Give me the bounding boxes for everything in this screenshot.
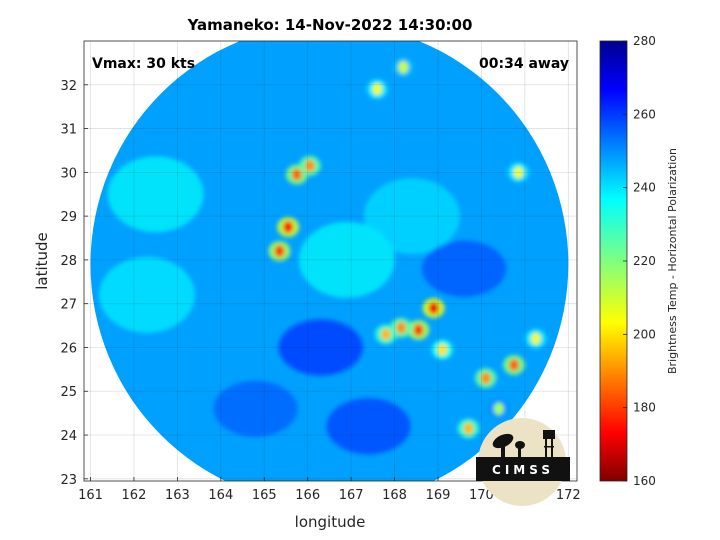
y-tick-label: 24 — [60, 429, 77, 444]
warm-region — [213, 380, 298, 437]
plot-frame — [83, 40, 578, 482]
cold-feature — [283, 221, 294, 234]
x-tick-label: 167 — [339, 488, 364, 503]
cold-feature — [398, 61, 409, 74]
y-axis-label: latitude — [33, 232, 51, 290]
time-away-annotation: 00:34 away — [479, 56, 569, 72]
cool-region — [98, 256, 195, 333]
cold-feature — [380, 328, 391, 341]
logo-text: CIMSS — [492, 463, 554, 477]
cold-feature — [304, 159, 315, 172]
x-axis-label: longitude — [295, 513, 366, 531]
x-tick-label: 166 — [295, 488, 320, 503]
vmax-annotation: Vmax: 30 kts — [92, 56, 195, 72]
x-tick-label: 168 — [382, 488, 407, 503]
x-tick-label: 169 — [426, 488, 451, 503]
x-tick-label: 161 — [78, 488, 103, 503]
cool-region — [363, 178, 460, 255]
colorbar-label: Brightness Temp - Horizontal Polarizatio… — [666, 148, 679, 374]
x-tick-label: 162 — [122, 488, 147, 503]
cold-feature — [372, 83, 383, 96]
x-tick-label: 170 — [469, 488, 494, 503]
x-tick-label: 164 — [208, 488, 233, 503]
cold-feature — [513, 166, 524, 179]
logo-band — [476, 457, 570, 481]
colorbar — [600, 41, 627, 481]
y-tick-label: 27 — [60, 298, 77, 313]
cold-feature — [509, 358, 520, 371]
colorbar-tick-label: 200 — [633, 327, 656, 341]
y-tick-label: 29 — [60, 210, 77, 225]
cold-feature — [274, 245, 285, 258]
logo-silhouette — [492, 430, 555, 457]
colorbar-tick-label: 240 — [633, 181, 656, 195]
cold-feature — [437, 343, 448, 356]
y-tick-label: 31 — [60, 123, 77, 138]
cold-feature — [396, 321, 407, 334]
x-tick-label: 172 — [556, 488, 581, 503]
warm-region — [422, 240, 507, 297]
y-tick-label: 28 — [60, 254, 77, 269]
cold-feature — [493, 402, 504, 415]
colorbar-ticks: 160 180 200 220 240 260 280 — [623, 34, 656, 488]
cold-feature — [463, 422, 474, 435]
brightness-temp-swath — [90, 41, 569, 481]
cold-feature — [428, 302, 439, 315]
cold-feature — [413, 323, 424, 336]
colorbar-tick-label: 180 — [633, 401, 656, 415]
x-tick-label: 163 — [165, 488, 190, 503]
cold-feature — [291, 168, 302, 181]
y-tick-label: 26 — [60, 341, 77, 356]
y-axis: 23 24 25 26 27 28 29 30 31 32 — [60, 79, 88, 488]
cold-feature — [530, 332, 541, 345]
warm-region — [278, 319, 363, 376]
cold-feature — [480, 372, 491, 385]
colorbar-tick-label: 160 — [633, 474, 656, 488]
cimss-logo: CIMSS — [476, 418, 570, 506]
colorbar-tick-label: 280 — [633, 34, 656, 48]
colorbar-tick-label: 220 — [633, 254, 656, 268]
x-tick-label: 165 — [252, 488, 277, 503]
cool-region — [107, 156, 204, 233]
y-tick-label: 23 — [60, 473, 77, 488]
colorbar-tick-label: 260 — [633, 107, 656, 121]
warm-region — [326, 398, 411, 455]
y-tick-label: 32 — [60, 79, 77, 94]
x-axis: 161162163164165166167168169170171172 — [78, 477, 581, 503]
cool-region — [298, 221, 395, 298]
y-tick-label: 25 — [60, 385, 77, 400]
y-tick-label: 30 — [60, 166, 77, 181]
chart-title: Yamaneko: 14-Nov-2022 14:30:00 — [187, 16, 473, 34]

· · · · ·

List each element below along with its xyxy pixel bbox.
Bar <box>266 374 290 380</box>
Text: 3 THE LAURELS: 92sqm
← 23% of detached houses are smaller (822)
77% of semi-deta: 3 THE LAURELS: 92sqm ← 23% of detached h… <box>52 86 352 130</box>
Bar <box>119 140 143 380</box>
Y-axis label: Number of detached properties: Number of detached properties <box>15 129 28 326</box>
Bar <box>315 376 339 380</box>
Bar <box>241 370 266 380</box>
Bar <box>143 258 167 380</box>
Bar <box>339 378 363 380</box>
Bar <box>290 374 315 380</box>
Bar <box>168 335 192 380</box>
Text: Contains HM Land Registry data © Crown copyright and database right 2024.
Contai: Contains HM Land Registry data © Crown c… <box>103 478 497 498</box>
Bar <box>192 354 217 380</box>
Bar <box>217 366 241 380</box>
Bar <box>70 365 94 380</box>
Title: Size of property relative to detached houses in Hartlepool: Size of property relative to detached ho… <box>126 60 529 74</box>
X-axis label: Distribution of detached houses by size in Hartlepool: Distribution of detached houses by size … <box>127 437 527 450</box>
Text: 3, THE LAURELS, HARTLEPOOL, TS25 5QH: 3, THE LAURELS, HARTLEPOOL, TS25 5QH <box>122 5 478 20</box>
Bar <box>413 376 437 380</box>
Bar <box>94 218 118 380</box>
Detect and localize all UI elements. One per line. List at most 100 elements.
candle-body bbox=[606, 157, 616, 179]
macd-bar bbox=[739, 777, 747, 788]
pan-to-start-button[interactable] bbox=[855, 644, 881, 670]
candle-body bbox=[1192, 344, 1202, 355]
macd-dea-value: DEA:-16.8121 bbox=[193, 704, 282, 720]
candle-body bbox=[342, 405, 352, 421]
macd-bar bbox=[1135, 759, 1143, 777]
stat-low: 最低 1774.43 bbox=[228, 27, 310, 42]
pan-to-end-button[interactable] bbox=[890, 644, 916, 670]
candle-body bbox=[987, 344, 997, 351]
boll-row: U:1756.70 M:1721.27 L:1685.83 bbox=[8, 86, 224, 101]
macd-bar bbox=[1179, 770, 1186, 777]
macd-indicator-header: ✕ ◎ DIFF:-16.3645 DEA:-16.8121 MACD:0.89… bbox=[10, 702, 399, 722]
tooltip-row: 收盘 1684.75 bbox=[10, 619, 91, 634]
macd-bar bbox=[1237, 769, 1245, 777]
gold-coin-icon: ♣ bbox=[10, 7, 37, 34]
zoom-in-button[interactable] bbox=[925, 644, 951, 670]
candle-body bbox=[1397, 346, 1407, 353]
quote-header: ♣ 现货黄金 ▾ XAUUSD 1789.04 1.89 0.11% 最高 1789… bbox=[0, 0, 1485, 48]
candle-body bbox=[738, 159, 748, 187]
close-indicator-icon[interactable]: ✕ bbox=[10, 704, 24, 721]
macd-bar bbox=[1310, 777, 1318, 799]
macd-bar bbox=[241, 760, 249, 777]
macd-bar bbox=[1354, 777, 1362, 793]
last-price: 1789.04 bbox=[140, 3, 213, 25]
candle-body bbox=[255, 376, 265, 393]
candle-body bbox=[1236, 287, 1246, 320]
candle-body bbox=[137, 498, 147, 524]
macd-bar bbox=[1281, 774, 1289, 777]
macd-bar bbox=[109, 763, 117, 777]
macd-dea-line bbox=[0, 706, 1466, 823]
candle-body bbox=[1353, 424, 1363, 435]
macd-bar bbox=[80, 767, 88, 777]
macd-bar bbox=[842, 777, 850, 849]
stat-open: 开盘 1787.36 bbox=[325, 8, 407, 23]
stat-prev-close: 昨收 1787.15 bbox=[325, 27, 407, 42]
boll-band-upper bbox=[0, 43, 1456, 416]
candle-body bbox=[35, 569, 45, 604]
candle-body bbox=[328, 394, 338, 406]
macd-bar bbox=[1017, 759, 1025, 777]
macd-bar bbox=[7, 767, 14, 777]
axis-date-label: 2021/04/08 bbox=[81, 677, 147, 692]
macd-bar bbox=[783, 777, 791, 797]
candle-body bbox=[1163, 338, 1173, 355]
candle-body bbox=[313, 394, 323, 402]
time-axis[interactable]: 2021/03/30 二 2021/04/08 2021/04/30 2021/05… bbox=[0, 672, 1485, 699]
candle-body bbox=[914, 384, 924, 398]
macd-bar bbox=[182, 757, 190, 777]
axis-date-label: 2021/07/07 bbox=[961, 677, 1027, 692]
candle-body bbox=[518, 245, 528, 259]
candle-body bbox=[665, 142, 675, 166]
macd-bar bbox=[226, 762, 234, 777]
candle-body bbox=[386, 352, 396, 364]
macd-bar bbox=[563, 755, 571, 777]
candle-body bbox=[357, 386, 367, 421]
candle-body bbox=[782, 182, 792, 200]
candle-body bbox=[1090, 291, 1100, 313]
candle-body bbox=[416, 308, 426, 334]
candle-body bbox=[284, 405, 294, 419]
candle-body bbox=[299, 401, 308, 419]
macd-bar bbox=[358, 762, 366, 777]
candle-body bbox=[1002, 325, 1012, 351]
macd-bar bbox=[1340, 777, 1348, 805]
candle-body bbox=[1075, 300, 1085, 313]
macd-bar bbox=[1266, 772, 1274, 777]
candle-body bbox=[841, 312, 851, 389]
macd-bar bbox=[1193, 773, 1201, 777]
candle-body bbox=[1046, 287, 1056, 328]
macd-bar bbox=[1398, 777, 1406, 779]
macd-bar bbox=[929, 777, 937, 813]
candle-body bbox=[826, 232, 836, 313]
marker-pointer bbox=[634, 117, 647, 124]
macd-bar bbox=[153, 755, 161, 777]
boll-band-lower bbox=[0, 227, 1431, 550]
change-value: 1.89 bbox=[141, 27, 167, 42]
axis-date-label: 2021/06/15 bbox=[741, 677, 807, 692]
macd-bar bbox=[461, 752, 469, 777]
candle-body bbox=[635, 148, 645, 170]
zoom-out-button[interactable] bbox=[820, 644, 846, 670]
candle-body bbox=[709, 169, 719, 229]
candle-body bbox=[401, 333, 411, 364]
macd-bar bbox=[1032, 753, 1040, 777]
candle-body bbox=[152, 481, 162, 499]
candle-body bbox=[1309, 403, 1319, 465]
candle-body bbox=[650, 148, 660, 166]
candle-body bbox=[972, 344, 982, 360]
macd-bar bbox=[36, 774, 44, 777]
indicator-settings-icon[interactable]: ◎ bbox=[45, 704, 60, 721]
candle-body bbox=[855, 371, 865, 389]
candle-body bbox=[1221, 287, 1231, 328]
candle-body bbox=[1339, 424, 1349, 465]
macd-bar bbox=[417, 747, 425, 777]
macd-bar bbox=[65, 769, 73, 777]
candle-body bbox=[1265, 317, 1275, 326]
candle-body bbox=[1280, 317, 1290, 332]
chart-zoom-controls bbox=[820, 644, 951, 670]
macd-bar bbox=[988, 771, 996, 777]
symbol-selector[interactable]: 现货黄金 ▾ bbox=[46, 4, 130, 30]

· · · · ·

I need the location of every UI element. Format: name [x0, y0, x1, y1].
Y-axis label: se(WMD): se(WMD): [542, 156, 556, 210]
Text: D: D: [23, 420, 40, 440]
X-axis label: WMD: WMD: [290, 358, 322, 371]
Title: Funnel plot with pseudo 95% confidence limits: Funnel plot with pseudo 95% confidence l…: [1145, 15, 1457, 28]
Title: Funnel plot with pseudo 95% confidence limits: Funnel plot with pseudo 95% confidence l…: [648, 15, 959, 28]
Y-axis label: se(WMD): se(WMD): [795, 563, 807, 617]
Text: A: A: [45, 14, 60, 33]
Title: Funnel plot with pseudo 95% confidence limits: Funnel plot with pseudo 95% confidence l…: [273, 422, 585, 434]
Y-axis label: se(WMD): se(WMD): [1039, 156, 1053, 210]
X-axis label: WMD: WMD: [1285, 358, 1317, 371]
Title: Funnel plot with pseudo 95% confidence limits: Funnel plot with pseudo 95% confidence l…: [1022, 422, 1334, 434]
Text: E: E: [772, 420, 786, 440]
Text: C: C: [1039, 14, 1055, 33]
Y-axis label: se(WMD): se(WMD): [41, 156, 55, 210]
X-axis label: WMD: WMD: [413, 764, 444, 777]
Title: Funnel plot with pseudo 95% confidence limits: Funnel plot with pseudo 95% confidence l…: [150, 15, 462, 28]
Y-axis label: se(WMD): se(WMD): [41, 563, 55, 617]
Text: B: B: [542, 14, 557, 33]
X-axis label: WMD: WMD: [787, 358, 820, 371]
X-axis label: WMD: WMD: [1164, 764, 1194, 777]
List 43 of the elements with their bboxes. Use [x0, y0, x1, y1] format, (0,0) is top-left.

· · · · ·

(Görev ayrıntıları):
Materyalde "List each element" içeren satırdan "Bar <box>339 378 363 380</box>" içeren satıra kadar uzanan bölümü, iki uç satır da dahil olmak üzere, hiç değiştirmeden yeniden yazar mısın?

(Doğru yanıt):
List each element below along with its xyxy pixel bbox.
Bar <box>266 374 290 380</box>
Text: 3 THE LAURELS: 92sqm
← 23% of detached houses are smaller (822)
77% of semi-deta: 3 THE LAURELS: 92sqm ← 23% of detached h… <box>52 86 352 130</box>
Bar <box>119 140 143 380</box>
Y-axis label: Number of detached properties: Number of detached properties <box>15 129 28 326</box>
Bar <box>315 376 339 380</box>
Bar <box>241 370 266 380</box>
Bar <box>143 258 167 380</box>
Bar <box>339 378 363 380</box>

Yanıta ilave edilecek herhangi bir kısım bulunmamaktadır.